>> begin

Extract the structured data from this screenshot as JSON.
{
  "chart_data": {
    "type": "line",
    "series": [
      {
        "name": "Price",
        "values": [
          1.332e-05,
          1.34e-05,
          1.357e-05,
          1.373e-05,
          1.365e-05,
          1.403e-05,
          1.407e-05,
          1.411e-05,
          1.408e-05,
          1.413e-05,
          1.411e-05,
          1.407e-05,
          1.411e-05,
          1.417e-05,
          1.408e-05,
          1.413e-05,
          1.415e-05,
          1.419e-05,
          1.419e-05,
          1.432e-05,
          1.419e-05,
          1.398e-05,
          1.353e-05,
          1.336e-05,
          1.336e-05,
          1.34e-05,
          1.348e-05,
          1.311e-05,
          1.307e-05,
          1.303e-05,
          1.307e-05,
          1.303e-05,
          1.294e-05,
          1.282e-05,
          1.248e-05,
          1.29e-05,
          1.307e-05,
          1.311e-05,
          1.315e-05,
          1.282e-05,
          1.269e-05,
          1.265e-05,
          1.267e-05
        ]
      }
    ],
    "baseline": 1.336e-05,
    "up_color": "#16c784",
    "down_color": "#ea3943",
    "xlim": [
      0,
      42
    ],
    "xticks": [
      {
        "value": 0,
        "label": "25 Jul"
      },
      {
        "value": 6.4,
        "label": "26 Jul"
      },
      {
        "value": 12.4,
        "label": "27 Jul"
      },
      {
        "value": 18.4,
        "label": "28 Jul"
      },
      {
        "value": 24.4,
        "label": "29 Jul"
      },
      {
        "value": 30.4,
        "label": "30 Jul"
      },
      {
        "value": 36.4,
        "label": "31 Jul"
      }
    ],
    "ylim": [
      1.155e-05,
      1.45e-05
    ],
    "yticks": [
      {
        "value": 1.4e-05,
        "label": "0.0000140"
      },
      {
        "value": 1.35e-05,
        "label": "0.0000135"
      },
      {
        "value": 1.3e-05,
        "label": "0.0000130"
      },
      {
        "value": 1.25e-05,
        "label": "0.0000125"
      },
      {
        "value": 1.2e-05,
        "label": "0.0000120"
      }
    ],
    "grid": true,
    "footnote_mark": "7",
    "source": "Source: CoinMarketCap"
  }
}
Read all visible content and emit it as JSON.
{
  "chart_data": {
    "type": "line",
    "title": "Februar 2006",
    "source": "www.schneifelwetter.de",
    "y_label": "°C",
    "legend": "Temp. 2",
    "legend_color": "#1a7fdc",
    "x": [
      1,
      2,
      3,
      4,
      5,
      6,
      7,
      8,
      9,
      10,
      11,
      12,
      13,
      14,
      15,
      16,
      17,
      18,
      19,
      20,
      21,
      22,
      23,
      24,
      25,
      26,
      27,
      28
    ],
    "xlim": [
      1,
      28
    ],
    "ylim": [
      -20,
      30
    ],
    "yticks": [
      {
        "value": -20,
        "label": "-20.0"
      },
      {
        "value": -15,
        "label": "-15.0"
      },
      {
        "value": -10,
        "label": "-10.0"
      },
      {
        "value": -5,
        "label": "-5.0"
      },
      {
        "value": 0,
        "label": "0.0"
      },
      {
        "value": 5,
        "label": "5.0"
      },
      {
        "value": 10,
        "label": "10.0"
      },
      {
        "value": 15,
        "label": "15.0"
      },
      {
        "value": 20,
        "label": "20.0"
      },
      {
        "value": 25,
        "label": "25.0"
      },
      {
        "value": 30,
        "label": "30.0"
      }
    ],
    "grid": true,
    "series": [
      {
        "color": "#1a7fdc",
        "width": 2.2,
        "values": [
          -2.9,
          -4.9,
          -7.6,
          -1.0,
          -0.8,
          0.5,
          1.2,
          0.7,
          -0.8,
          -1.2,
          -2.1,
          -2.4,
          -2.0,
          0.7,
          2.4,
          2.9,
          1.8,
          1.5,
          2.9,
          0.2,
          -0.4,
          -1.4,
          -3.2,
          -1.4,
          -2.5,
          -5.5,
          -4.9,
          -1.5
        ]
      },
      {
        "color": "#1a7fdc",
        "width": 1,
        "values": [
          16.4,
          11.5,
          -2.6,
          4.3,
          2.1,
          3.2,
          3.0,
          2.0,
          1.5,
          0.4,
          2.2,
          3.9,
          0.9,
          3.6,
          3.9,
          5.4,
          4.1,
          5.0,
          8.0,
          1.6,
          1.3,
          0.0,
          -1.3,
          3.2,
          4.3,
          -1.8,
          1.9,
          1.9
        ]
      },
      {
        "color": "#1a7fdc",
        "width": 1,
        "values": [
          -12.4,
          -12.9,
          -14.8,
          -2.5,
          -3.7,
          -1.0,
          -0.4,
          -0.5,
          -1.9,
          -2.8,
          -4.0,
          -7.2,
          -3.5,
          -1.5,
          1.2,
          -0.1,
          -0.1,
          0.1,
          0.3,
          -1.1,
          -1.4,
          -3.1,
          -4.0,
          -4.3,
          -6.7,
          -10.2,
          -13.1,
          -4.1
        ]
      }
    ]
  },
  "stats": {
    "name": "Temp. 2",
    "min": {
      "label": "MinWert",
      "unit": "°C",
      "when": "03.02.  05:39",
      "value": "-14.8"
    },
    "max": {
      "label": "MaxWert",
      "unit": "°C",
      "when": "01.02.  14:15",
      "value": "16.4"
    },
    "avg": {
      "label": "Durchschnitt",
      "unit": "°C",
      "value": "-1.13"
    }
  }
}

>> end

● **Written problem**: Without leaving anything out, quote all the data.

● **The reply**:
Extract the structured data from this screenshot as JSON.
{
  "chart_data": {
    "type": "line",
    "series": [
      {
        "name": "Price",
        "values": [
          1.332e-05,
          1.34e-05,
          1.357e-05,
          1.373e-05,
          1.365e-05,
          1.403e-05,
          1.407e-05,
          1.411e-05,
          1.408e-05,
          1.413e-05,
          1.411e-05,
          1.407e-05,
          1.411e-05,
          1.417e-05,
          1.408e-05,
          1.413e-05,
          1.415e-05,
          1.419e-05,
          1.419e-05,
          1.432e-05,
          1.419e-05,
          1.398e-05,
          1.353e-05,
          1.336e-05,
          1.336e-05,
          1.34e-05,
          1.348e-05,
          1.311e-05,
          1.307e-05,
          1.303e-05,
          1.307e-05,
          1.303e-05,
          1.294e-05,
          1.282e-05,
          1.248e-05,
          1.29e-05,
          1.307e-05,
          1.311e-05,
          1.315e-05,
          1.282e-05,
          1.269e-05,
          1.265e-05,
          1.267e-05
        ]
      }
    ],
    "baseline": 1.336e-05,
    "up_color": "#16c784",
    "down_color": "#ea3943",
    "xlim": [
      0,
      42
    ],
    "xticks": [
      {
        "value": 0,
        "label": "25 Jul"
      },
      {
        "value": 6.4,
        "label": "26 Jul"
      },
      {
        "value": 12.4,
        "label": "27 Jul"
      },
      {
        "value": 18.4,
        "label": "28 Jul"
      },
      {
        "value": 24.4,
        "label": "29 Jul"
      },
      {
        "value": 30.4,
        "label": "30 Jul"
      },
      {
        "value": 36.4,
        "label": "31 Jul"
      }
    ],
    "ylim": [
      1.155e-05,
      1.45e-05
    ],
    "yticks": [
      {
        "value": 1.4e-05,
        "label": "0.0000140"
      },
      {
        "value": 1.35e-05,
        "label": "0.0000135"
      },
      {
        "value": 1.3e-05,
        "label": "0.0000130"
      },
      {
        "value": 1.25e-05,
        "label": "0.0000125"
      },
      {
        "value": 1.2e-05,
        "label": "0.0000120"
      }
    ],
    "grid": true,
    "footnote_mark": "7",
    "source": "Source: CoinMarketCap"
  }
}
Read all visible content and emit it as JSON.
{
  "chart_data": {
    "type": "line",
    "title": "Februar 2006",
    "source": "www.schneifelwetter.de",
    "y_label": "°C",
    "legend": "Temp. 2",
    "legend_color": "#1a7fdc",
    "x": [
      1,
      2,
      3,
      4,
      5,
      6,
      7,
      8,
      9,
      10,
      11,
      12,
      13,
      14,
      15,
      16,
      17,
      18,
      19,
      20,
      21,
      22,
      23,
      24,
      25,
      26,
      27,
      28
    ],
    "xlim": [
      1,
      28
    ],
    "ylim": [
      -20,
      30
    ],
    "yticks": [
      {
        "value": -20,
        "label": "-20.0"
      },
      {
        "value": -15,
        "label": "-15.0"
      },
      {
        "value": -10,
        "label": "-10.0"
      },
      {
        "value": -5,
        "label": "-5.0"
      },
      {
        "value": 0,
        "label": "0.0"
      },
      {
        "value": 5,
        "label": "5.0"
      },
      {
        "value": 10,
        "label": "10.0"
      },
      {
        "value": 15,
        "label": "15.0"
      },
      {
        "value": 20,
        "label": "20.0"
      },
      {
        "value": 25,
        "label": "25.0"
      },
      {
        "value": 30,
        "label": "30.0"
      }
    ],
    "grid": true,
    "series": [
      {
        "color": "#1a7fdc",
        "width": 2.2,
        "values": [
          -2.9,
          -4.9,
          -7.6,
          -1.0,
          -0.8,
          0.5,
          1.2,
          0.7,
          -0.8,
          -1.2,
          -2.1,
          -2.4,
          -2.0,
          0.7,
          2.4,
          2.9,
          1.8,
          1.5,
          2.9,
          0.2,
          -0.4,
          -1.4,
          -3.2,
          -1.4,
          -2.5,
          -5.5,
          -4.9,
          -1.5
        ]
      },
      {
        "color": "#1a7fdc",
        "width": 1,
        "values": [
          16.4,
          11.5,
          -2.6,
          4.3,
          2.1,
          3.2,
          3.0,
          2.0,
          1.5,
          0.4,
          2.2,
          3.9,
          0.9,
          3.6,
          3.9,
          5.4,
          4.1,
          5.0,
          8.0,
          1.6,
          1.3,
          0.0,
          -1.3,
          3.2,
          4.3,
          -1.8,
          1.9,
          1.9
        ]
      },
      {
        "color": "#1a7fdc",
        "width": 1,
        "values": [
          -12.4,
          -12.9,
          -14.8,
          -2.5,
          -3.7,
          -1.0,
          -0.4,
          -0.5,
          -1.9,
          -2.8,
          -4.0,
          -7.2,
          -3.5,
          -1.5,
          1.2,
          -0.1,
          -0.1,
          0.1,
          0.3,
          -1.1,
          -1.4,
          -3.1,
          -4.0,
          -4.3,
          -6.7,
          -10.2,
          -13.1,
          -4.1
        ]
      }
    ]
  },
  "stats": {
    "name": "Temp. 2",
    "min": {
      "label": "MinWert",
      "unit": "°C",
      "when": "03.02.  05:39",
      "value": "-14.8"
    },
    "max": {
      "label": "MaxWert",
      "unit": "°C",
      "when": "01.02.  14:15",
      "value": "16.4"
    },
    "avg": {
      "label": "Durchschnitt",
      "unit": "°C",
      "value": "-1.13"
    }
  }
}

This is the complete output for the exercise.